(SELECTED EXCERPT):
****************************************
PA/Zone 6.  Not ideal avocado weather.  We have a dwarf lemon tree that we bring in for winter.

----------


## Krugerrand

> I have one apple down near the creek.  I've only been able to get a couple of apples off of it - the racoons and birds usually get all the fruit before I do.
> 
> I have two peaches.  So far, it has tended to be that when one hits, the other doesn't.
> 
> There are three figs on the property - two planted in total shade so they don't fruit at all and struggle just to survive.  The other one fruits but the critters usually get the figs before I do, lol.
> 
> I have one grapefruit.  Something has gotten the fruit as soon as it sets every year until this past year.  I got FOUR grapefruit off of the tree in late December and oh goodness they were WONDERFUL! 
> 
> There are lots of native pecans and a few hybrids on the property, too.
> ...


It's no fun to lose food to the critters.  I put in a half dozen grape vines about 4 years ago.  This will probably be my first year to get grapes.  (nasty deer seem to like the young vine growth)  

I planted asparagus and rhubarb this year.  Next year I'm also hoping to add arctic kiwi to the mix.  Nothing ever goes after rhubarb.  The critters seem to leave the asparagus alone too.  From what I read, paw paw is virtually pest-free.

----------


## Kotin

I am in zone 9 and I have 
3 peach trees, 
3 apple trees, 
7 banana trees, 
10 cherry trees, 
5 chestnut trees, 
8 plum trees
1 pecan tree
1 black walnut tree


here is an overview of my garden if you are interested: http://www.ronpaulforums.com/showthread.php?t=190778

----------


## slacker921

money trees.   The little thieves from the IRS come around trying to pick the green ones.

----------


## silverhawks

> I am in zone 9 and I have 
> 3 peach trees, 
> 3 apple trees, 
> 7 banana trees, 
> 10 cherry trees, 
> 5 chestnut trees, 
> 8 plum trees
> 1 pecan tree
> 1 black walnut tree
> ...


That garden of yours is amazing, Kotin

----------


## dannno

> PA/Zone 6.  Not ideal avocado weather.  We have a dwarf lemon tree that we bring in for winter.


Apparently these little fruit are extremely healthy:

http://www.ronpaulforums.com/showthr...ht=sea+berries


I'm going to try and grow some, but it looks like I'm not in the ideal climate. We'll see how it goes. They are grown in Russia and Canada and whatnot.
****************************************
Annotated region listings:
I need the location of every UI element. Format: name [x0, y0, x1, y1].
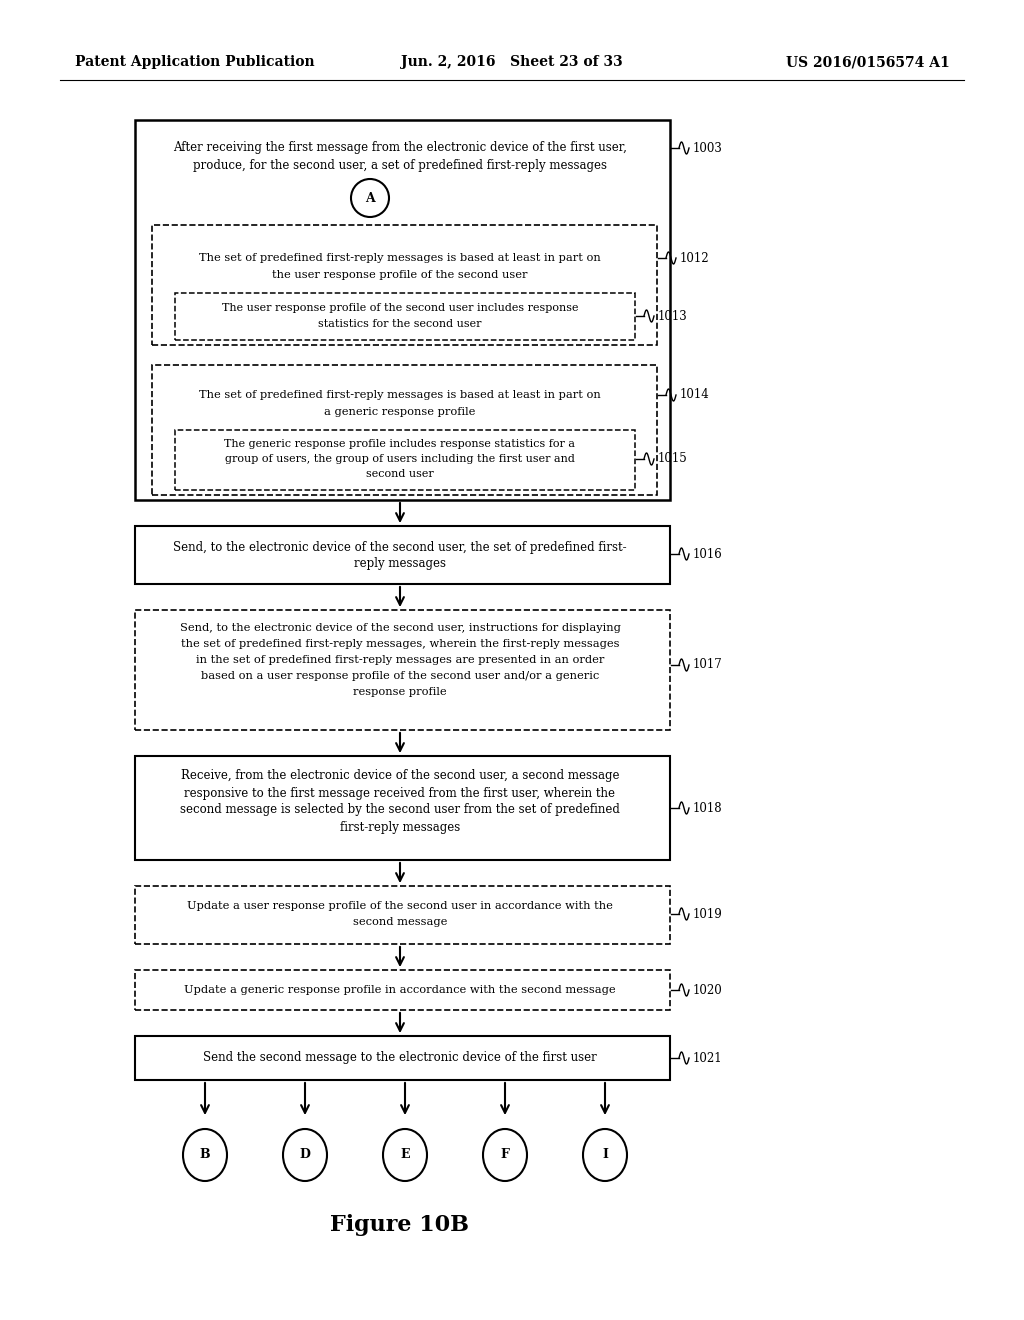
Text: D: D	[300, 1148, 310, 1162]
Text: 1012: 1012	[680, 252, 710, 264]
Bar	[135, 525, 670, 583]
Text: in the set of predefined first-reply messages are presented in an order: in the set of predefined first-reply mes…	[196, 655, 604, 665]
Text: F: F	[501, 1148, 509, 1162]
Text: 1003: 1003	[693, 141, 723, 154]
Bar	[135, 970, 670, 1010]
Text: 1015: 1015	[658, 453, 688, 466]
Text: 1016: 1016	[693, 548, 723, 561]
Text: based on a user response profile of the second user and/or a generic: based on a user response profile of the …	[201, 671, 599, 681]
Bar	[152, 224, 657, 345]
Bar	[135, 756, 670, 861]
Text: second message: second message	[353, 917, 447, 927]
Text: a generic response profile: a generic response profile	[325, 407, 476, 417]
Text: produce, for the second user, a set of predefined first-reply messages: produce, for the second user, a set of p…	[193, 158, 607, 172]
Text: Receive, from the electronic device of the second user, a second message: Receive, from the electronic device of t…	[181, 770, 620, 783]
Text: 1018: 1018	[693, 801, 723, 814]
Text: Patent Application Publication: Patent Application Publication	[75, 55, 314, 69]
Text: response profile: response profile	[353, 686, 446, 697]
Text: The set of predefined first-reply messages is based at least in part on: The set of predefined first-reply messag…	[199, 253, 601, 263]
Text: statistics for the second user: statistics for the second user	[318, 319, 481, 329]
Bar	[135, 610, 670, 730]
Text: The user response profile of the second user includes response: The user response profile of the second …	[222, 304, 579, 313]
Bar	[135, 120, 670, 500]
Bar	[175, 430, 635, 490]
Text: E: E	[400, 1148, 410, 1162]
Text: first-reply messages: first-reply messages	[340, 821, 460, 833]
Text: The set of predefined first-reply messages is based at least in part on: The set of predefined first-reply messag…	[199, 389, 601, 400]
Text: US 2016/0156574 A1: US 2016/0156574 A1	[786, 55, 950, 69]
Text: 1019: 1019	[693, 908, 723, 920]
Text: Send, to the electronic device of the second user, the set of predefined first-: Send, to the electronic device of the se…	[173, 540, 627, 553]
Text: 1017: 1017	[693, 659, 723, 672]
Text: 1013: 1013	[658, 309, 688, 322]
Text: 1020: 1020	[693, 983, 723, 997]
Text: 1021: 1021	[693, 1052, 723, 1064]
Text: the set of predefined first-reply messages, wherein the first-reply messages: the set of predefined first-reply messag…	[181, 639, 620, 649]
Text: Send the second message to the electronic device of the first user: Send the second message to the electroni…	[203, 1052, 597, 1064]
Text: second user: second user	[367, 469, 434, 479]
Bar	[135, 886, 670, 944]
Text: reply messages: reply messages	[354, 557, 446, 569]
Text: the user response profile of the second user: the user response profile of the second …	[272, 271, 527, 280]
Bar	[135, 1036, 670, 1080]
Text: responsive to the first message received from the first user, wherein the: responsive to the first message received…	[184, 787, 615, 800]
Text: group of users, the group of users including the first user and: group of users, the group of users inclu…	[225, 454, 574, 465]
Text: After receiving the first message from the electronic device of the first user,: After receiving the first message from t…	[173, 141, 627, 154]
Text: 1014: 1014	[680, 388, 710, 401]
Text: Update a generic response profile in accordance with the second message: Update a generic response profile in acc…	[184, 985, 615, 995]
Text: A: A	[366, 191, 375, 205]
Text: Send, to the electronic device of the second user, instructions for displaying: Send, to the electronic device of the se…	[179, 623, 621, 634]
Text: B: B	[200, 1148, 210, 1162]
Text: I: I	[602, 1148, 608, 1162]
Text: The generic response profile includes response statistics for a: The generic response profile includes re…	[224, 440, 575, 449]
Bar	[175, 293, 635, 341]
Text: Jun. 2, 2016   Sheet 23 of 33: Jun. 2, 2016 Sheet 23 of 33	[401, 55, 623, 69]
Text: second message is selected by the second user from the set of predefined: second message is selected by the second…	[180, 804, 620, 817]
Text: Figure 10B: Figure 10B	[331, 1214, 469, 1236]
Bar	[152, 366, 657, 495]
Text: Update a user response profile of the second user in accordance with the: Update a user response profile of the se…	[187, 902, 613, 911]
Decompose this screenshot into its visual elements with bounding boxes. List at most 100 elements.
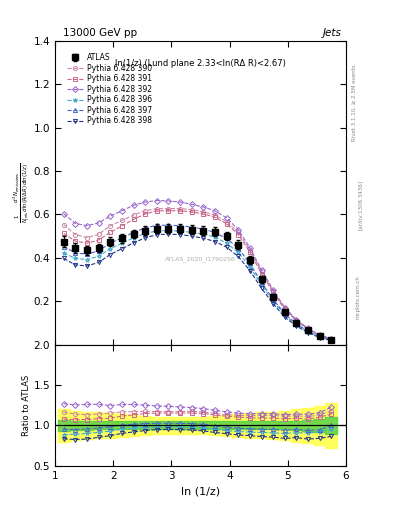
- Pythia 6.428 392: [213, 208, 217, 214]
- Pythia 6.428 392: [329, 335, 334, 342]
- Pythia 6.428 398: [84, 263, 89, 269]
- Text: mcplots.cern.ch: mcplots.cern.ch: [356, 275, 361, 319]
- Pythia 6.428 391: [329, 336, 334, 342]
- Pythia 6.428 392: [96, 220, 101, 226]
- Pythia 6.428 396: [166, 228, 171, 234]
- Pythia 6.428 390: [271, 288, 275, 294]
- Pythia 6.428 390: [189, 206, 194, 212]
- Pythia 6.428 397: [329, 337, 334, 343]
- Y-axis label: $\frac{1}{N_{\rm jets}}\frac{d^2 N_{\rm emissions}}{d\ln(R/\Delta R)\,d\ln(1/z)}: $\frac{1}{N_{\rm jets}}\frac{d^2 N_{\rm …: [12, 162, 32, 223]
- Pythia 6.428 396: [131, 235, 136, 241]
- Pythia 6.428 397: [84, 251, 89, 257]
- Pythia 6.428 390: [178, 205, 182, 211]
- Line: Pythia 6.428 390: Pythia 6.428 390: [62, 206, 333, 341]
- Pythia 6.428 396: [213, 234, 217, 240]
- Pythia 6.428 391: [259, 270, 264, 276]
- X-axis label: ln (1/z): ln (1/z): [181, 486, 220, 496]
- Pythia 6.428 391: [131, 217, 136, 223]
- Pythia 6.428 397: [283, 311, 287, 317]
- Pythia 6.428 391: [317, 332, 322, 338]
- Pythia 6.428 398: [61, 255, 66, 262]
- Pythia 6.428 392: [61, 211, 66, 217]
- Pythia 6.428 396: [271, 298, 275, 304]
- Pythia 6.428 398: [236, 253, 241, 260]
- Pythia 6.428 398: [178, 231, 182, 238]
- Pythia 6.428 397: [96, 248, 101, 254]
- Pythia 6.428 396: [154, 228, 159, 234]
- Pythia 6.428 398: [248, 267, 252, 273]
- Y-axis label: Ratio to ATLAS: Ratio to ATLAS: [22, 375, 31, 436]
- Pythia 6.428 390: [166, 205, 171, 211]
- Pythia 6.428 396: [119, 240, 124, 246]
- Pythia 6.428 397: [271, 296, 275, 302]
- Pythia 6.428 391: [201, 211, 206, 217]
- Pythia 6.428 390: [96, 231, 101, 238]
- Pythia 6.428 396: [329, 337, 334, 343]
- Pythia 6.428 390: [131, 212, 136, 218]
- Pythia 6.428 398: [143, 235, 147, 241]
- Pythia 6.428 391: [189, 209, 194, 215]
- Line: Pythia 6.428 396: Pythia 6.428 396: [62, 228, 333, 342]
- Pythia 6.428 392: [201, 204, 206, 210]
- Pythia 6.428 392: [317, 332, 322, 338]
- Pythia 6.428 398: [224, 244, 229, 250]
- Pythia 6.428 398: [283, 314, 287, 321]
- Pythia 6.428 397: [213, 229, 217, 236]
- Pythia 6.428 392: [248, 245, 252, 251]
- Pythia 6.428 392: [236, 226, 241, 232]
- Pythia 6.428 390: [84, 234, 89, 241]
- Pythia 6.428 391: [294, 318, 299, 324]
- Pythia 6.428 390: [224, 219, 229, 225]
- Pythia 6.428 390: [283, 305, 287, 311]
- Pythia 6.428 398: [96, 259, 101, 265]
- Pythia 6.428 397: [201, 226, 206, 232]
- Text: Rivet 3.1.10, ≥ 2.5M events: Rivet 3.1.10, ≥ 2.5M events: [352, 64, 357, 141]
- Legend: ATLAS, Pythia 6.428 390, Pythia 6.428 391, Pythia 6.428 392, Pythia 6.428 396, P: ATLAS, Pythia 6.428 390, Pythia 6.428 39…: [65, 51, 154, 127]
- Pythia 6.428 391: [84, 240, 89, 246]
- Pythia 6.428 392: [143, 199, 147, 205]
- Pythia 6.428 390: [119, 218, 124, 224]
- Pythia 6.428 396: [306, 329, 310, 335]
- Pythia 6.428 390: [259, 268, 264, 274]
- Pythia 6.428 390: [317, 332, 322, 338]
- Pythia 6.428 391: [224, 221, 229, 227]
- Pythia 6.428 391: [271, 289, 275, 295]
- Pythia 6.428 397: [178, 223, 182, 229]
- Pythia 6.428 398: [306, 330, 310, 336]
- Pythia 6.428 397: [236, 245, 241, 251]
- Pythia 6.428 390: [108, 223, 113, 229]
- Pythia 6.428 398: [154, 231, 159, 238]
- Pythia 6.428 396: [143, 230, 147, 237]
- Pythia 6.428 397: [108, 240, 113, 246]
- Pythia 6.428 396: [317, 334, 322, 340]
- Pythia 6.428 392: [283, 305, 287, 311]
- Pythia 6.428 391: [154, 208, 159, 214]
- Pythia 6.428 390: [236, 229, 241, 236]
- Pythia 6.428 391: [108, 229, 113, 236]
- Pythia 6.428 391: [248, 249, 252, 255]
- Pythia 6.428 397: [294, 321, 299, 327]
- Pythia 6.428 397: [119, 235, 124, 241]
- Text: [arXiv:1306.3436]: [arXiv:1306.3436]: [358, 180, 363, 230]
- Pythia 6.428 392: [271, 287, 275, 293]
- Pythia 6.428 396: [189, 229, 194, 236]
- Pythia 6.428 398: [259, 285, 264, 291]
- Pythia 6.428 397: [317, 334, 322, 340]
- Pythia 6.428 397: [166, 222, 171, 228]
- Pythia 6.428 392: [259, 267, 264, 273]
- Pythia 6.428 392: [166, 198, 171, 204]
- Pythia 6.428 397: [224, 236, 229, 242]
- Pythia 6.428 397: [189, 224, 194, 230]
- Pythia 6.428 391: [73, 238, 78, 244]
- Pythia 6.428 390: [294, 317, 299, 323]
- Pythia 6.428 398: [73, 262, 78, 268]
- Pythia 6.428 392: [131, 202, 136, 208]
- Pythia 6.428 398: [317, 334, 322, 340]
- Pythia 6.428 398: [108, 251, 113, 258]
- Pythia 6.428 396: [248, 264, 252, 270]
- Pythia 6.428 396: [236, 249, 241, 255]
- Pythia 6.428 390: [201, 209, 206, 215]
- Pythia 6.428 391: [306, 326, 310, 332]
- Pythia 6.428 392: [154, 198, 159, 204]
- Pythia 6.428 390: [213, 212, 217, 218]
****************************************
(JOB): Sum up the fruit-tree thread in three sentences. The data above comes from a separate source, unrelated to the fruit-tree thread.

(WRITTEN RESPONSE): Posters describe the fruit and nut trees they grow, from a dwarf lemon tree brought indoors for winter in PA/Zone 6 to a zone 9 garden with peach, apple, banana, cherry, chestnut, plum, pecan and black walnut trees. Several note that raccoons, birds, deer and other critters often take the fruit or young growth first, while rhubarb and asparagus seem to be left alone. One poster plans to try growing sea berries despite not being in the ideal climate.